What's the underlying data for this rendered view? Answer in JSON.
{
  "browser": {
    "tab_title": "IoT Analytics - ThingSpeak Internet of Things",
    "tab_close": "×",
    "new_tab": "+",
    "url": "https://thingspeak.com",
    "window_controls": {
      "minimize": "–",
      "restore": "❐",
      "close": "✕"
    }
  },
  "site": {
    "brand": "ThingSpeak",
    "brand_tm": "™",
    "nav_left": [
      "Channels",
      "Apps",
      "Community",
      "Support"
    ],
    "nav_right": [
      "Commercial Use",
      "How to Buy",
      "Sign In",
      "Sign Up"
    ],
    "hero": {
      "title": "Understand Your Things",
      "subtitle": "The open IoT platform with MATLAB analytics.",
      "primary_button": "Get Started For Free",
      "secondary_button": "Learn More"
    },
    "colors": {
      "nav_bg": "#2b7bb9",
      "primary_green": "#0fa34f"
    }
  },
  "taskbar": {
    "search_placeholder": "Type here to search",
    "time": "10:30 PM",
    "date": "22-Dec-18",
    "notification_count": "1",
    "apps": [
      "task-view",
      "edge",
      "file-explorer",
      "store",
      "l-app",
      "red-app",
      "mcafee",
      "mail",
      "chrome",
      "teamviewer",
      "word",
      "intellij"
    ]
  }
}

▶ EXERCISE TASK
Copy out all of the data exactly, leaving nothing out.

▶ RESULT OF THE TASK
What's the underlying data for this rendered view? Answer in JSON.
{
  "browser": {
    "tab_title": "IoT Analytics - ThingSpeak Internet of Things",
    "tab_close": "×",
    "new_tab": "+",
    "url": "https://thingspeak.com",
    "window_controls": {
      "minimize": "–",
      "restore": "❐",
      "close": "✕"
    }
  },
  "site": {
    "brand": "ThingSpeak",
    "brand_tm": "™",
    "nav_left": [
      "Channels",
      "Apps",
      "Community",
      "Support"
    ],
    "nav_right": [
      "Commercial Use",
      "How to Buy",
      "Sign In",
      "Sign Up"
    ],
    "hero": {
      "title": "Understand Your Things",
      "subtitle": "The open IoT platform with MATLAB analytics.",
      "primary_button": "Get Started For Free",
      "secondary_button": "Learn More"
    },
    "colors": {
      "nav_bg": "#2b7bb9",
      "primary_green": "#0fa34f"
    }
  },
  "taskbar": {
    "search_placeholder": "Type here to search",
    "time": "10:30 PM",
    "date": "22-Dec-18",
    "notification_count": "1",
    "apps": [
      "task-view",
      "edge",
      "file-explorer",
      "store",
      "l-app",
      "red-app",
      "mcafee",
      "mail",
      "chrome",
      "teamviewer",
      "word",
      "intellij"
    ]
  }
}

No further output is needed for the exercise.